- _Rows_
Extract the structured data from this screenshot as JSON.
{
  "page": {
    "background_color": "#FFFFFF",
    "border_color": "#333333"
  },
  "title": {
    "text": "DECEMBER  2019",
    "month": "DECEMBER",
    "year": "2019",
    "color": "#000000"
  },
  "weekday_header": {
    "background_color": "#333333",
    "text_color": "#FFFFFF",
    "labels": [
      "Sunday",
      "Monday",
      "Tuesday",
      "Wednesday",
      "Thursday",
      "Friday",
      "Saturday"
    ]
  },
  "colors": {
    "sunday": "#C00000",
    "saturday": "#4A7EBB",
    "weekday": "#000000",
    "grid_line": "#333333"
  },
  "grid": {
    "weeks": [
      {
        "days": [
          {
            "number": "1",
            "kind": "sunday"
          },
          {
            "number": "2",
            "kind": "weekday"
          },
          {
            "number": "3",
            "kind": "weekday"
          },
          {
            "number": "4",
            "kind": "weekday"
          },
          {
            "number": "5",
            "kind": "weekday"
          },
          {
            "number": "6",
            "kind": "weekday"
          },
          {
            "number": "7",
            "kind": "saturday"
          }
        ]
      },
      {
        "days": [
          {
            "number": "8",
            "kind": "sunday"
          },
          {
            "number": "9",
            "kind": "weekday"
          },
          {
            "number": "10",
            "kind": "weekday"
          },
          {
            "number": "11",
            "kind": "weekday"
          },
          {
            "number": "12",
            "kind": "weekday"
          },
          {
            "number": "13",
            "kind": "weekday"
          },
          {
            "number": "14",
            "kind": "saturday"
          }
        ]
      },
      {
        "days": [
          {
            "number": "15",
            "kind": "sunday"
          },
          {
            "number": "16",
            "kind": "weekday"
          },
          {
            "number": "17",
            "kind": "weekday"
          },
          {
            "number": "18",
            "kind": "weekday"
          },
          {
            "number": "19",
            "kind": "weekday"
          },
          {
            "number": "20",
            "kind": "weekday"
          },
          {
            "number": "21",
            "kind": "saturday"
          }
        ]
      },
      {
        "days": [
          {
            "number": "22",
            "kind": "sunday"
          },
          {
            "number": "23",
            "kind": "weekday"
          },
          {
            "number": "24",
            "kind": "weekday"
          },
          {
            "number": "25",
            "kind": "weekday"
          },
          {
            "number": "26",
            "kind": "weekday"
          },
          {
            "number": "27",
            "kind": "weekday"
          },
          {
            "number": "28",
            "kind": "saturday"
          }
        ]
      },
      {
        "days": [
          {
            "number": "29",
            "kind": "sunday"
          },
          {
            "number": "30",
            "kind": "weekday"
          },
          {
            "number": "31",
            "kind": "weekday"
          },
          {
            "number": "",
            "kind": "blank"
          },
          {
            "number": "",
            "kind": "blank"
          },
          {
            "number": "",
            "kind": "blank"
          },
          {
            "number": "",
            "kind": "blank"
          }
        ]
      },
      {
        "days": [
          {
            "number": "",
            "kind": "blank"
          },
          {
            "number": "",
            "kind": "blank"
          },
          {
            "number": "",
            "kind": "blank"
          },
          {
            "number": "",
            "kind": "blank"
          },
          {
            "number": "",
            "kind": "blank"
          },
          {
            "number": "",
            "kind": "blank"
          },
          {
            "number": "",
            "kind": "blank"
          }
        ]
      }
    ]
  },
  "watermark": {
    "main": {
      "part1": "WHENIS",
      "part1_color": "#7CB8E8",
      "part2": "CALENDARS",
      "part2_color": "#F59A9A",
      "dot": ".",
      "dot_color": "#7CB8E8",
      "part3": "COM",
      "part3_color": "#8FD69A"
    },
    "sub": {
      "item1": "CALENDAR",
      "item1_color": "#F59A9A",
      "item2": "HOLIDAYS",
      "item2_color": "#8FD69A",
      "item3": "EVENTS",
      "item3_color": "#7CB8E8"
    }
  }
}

- _Given task_
Consider the entries above and return each line with the string "FFFFFF".

- _Result of the task_
    "background_color": "#FFFFFF",
    "text_color": "#FFFFFF",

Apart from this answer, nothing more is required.